=== Material for this exercise ===
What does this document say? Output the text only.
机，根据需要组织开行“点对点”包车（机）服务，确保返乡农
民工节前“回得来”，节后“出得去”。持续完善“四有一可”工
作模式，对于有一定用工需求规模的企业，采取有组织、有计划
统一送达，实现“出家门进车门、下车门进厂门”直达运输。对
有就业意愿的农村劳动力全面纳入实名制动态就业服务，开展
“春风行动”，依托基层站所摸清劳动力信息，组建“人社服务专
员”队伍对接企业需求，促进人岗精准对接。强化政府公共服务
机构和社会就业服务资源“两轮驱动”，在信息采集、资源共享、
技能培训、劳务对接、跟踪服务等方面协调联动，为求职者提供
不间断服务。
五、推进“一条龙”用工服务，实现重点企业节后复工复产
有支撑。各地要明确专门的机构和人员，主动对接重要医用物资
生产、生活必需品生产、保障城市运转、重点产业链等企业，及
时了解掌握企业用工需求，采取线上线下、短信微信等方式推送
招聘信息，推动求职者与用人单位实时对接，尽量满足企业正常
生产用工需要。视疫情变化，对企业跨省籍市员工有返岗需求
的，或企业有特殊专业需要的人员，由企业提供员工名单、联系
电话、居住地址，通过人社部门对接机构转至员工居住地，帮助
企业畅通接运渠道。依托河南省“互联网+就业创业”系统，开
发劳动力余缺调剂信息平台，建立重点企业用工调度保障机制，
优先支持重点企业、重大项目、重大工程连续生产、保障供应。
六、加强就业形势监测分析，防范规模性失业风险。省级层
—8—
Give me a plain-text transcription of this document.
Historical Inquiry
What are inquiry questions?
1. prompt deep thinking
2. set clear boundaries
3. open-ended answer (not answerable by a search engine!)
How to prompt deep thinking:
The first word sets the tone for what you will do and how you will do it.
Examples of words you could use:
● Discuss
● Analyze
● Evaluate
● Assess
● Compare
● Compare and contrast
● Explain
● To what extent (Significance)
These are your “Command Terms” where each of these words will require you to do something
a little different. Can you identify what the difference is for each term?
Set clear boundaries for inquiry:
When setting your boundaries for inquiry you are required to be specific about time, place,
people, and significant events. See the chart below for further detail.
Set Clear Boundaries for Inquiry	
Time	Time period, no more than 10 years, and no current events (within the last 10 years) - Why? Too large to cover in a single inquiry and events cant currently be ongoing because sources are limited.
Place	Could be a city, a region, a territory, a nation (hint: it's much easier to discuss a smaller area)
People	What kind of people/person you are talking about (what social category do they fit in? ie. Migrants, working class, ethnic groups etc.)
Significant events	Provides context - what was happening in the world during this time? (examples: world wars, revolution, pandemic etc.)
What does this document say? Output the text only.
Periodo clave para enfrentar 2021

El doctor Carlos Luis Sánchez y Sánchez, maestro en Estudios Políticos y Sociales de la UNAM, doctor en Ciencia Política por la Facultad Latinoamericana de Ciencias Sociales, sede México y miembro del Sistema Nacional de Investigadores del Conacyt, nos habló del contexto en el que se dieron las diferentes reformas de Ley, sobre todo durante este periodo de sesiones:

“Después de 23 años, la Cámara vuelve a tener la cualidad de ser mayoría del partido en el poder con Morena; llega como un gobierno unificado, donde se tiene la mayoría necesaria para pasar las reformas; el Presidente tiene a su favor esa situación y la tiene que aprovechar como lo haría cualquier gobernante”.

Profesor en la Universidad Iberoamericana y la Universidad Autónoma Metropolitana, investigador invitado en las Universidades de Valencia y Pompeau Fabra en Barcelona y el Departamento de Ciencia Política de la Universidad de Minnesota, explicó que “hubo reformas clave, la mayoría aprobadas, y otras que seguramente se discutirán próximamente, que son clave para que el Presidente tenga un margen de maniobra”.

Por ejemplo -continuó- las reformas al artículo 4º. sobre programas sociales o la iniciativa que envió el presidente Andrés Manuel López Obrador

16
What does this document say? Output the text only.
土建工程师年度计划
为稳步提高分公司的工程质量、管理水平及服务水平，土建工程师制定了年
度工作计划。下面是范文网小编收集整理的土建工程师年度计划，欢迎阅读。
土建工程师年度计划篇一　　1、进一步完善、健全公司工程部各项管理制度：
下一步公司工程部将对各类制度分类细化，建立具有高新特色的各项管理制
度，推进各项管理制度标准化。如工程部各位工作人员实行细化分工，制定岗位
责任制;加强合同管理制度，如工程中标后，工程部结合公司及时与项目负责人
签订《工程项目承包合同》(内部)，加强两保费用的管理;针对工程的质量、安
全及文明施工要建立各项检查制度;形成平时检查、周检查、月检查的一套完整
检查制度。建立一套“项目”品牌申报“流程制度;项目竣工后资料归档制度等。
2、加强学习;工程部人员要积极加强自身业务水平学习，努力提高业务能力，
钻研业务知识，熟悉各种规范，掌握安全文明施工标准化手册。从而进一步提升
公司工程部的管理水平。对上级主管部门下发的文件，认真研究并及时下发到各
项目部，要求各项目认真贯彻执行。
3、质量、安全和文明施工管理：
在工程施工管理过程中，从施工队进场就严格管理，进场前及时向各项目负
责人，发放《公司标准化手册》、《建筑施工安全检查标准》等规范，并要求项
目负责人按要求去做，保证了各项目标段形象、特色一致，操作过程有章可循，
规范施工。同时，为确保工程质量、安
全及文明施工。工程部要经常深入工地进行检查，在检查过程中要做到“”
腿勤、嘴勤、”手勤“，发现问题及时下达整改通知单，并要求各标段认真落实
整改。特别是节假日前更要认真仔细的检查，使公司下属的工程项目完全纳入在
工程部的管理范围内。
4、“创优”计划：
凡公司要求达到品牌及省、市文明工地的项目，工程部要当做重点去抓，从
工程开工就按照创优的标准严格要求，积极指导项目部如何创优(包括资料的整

=== Problem requirements ===
Every entry above should be retyped exactly as shown.

=== Exercise response ===
What does this document say? Output the text only.
机，根据需要组织开行“点对点”包车（机）服务，确保返乡农
民工节前“回得来”，节后“出得去”。持续完善“四有一可”工
作模式，对于有一定用工需求规模的企业，采取有组织、有计划
统一送达，实现“出家门进车门、下车门进厂门”直达运输。对
有就业意愿的农村劳动力全面纳入实名制动态就业服务，开展
“春风行动”，依托基层站所摸清劳动力信息，组建“人社服务专
员”队伍对接企业需求，促进人岗精准对接。强化政府公共服务
机构和社会就业服务资源“两轮驱动”，在信息采集、资源共享、
技能培训、劳务对接、跟踪服务等方面协调联动，为求职者提供
不间断服务。
五、推进“一条龙”用工服务，实现重点企业节后复工复产
有支撑。各地要明确专门的机构和人员，主动对接重要医用物资
生产、生活必需品生产、保障城市运转、重点产业链等企业，及
时了解掌握企业用工需求，采取线上线下、短信微信等方式推送
招聘信息，推动求职者与用人单位实时对接，尽量满足企业正常
生产用工需要。视疫情变化，对企业跨省籍市员工有返岗需求
的，或企业有特殊专业需要的人员，由企业提供员工名单、联系
电话、居住地址，通过人社部门对接机构转至员工居住地，帮助
企业畅通接运渠道。依托河南省“互联网+就业创业”系统，开
发劳动力余缺调剂信息平台，建立重点企业用工调度保障机制，
优先支持重点企业、重大项目、重大工程连续生产、保障供应。
六、加强就业形势监测分析，防范规模性失业风险。省级层
—8—
Give me a plain-text transcription of this document.
Historical Inquiry
What are inquiry questions?
1. prompt deep thinking
2. set clear boundaries
3. open-ended answer (not answerable by a search engine!)
How to prompt deep thinking:
The first word sets the tone for what you will do and how you will do it.
Examples of words you could use:
● Discuss
● Analyze
● Evaluate
● Assess
● Compare
● Compare and contrast
● Explain
● To what extent (Significance)
These are your “Command Terms” where each of these words will require you to do something
a little different. Can you identify what the difference is for each term?
Set clear boundaries for inquiry:
When setting your boundaries for inquiry you are required to be specific about time, place,
people, and significant events. See the chart below for further detail.
Set Clear Boundaries for Inquiry	
Time	Time period, no more than 10 years, and no current events (within the last 10 years) - Why? Too large to cover in a single inquiry and events cant currently be ongoing because sources are limited.
Place	Could be a city, a region, a territory, a nation (hint: it's much easier to discuss a smaller area)
People	What kind of people/person you are talking about (what social category do they fit in? ie. Migrants, working class, ethnic groups etc.)
Significant events	Provides context - what was happening in the world during this time? (examples: world wars, revolution, pandemic etc.)
What does this document say? Output the text only.
Periodo clave para enfrentar 2021

El doctor Carlos Luis Sánchez y Sánchez, maestro en Estudios Políticos y Sociales de la UNAM, doctor en Ciencia Política por la Facultad Latinoamericana de Ciencias Sociales, sede México y miembro del Sistema Nacional de Investigadores del Conacyt, nos habló del contexto en el que se dieron las diferentes reformas de Ley, sobre todo durante este periodo de sesiones:

“Después de 23 años, la Cámara vuelve a tener la cualidad de ser mayoría del partido en el poder con Morena; llega como un gobierno unificado, donde se tiene la mayoría necesaria para pasar las reformas; el Presidente tiene a su favor esa situación y la tiene que aprovechar como lo haría cualquier gobernante”.

Profesor en la Universidad Iberoamericana y la Universidad Autónoma Metropolitana, investigador invitado en las Universidades de Valencia y Pompeau Fabra en Barcelona y el Departamento de Ciencia Política de la Universidad de Minnesota, explicó que “hubo reformas clave, la mayoría aprobadas, y otras que seguramente se discutirán próximamente, que son clave para que el Presidente tenga un margen de maniobra”.

Por ejemplo -continuó- las reformas al artículo 4º. sobre programas sociales o la iniciativa que envió el presidente Andrés Manuel López Obrador

16
What does this document say? Output the text only.
土建工程师年度计划
为稳步提高分公司的工程质量、管理水平及服务水平，土建工程师制定了年
度工作计划。下面是范文网小编收集整理的土建工程师年度计划，欢迎阅读。
土建工程师年度计划篇一　　1、进一步完善、健全公司工程部各项管理制度：
下一步公司工程部将对各类制度分类细化，建立具有高新特色的各项管理制
度，推进各项管理制度标准化。如工程部各位工作人员实行细化分工，制定岗位
责任制;加强合同管理制度，如工程中标后，工程部结合公司及时与项目负责人
签订《工程项目承包合同》(内部)，加强两保费用的管理;针对工程的质量、安
全及文明施工要建立各项检查制度;形成平时检查、周检查、月检查的一套完整
检查制度。建立一套“项目”品牌申报“流程制度;项目竣工后资料归档制度等。
2、加强学习;工程部人员要积极加强自身业务水平学习，努力提高业务能力，
钻研业务知识，熟悉各种规范，掌握安全文明施工标准化手册。从而进一步提升
公司工程部的管理水平。对上级主管部门下发的文件，认真研究并及时下发到各
项目部，要求各项目认真贯彻执行。
3、质量、安全和文明施工管理：
在工程施工管理过程中，从施工队进场就严格管理，进场前及时向各项目负
责人，发放《公司标准化手册》、《建筑施工安全检查标准》等规范，并要求项
目负责人按要求去做，保证了各项目标段形象、特色一致，操作过程有章可循，
规范施工。同时，为确保工程质量、安
全及文明施工。工程部要经常深入工地进行检查，在检查过程中要做到“”
腿勤、嘴勤、”手勤“，发现问题及时下达整改通知单，并要求各标段认真落实
整改。特别是节假日前更要认真仔细的检查，使公司下属的工程项目完全纳入在
工程部的管理范围内。
4、“创优”计划：
凡公司要求达到品牌及省、市文明工地的项目，工程部要当做重点去抓，从
工程开工就按照创优的标准严格要求，积极指导项目部如何创优(包括资料的整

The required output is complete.